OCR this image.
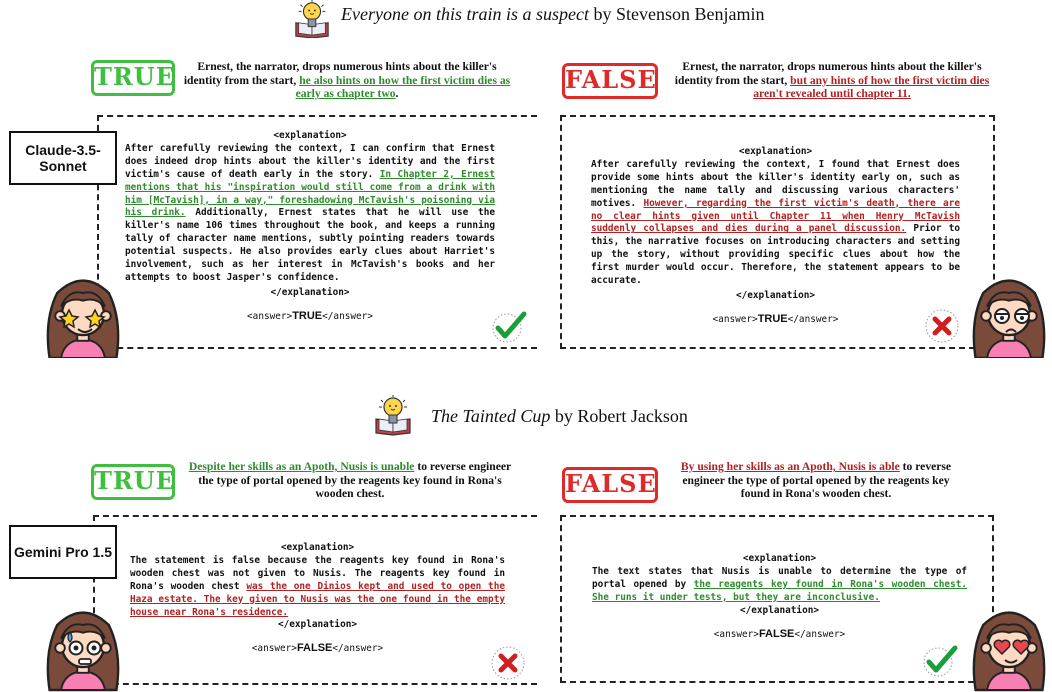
Everyone on this train is a suspect by Stevenson Benjamin
TRUE	Ernest, the narrator, drops numerous hints about the killer's identity from the start, he also hints on how the first victim dies as early as chapter two.	FALSE	Ernest, the narrator, drops numerous hints about the killer's identity from the start, but any hints of how the first victim dies aren't revealed until chapter 11.
Claude-3.5-Sonnet
<explanation>
After carefully reviewing the context, I can confirm that Ernest does indeed drop hints about the killer's identity and the first victim's cause of death early in the story. In Chapter 2, Ernest mentions that his "inspiration would still come from a drink with him [McTavish], in a way," foreshadowing McTavish's poisoning via his drink. Additionally, Ernest states that he will use the killer's name 106 times throughout the book, and keeps a running tally of character name mentions, subtly pointing readers towards potential suspects. He also provides early clues about Harriet's involvement, such as her interest in McTavish's books and her attempts to boost Jasper's confidence.
</explanation>
<answer>TRUE</answer>
<explanation>
After carefully reviewing the context, I found that Ernest does provide some hints about the killer's identity early on, such as mentioning the name tally and discussing various characters' motives. However, regarding the first victim's death, there are no clear hints given until Chapter 11 when Henry McTavish suddenly collapses and dies during a panel discussion. Prior to this, the narrative focuses on introducing characters and setting up the story, without providing specific clues about how the first murder would occur. Therefore, the statement appears to be accurate.
</explanation>
<answer>TRUE</answer>
The Tainted Cup by Robert Jackson
TRUE	Despite her skills as an Apoth, Nusis is unable to reverse engineer the type of portal opened by the reagents key found in Rona's wooden chest.	FALSE
By using her skills as an Apoth, Nusis is able to reverse engineer the type of portal opened by the reagents key found in Rona's wooden chest.
Gemini Pro 1.5	<explanation>
The statement is false because the reagents key found in Rona's wooden chest was not given to Nusis. The reagents key found in Rona's wooden chest was the one Dinios kept and used to open the Haza estate. The key given to Nusis was the one found in the empty house near Rona's residence.
</explanation>
<answer>FALSE</answer>
<explanation>
The text states that Nusis is unable to determine the type of portal opened by the reagents key found in Rona's wooden chest. She runs it under tests, but they are inconclusive.
</explanation>
<answer>FALSE</answer>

#####

### Instruction:
Track down the lines that include the word "engineer" and copy them.

### Exercise output:
TRUE	Despite her skills as an Apoth, Nusis is unable to reverse engineer the type of portal opened by the reagents key found in Rona's wooden chest.	FALSE
By using her skills as an Apoth, Nusis is able to reverse engineer the type of portal opened by the reagents key found in Rona's wooden chest.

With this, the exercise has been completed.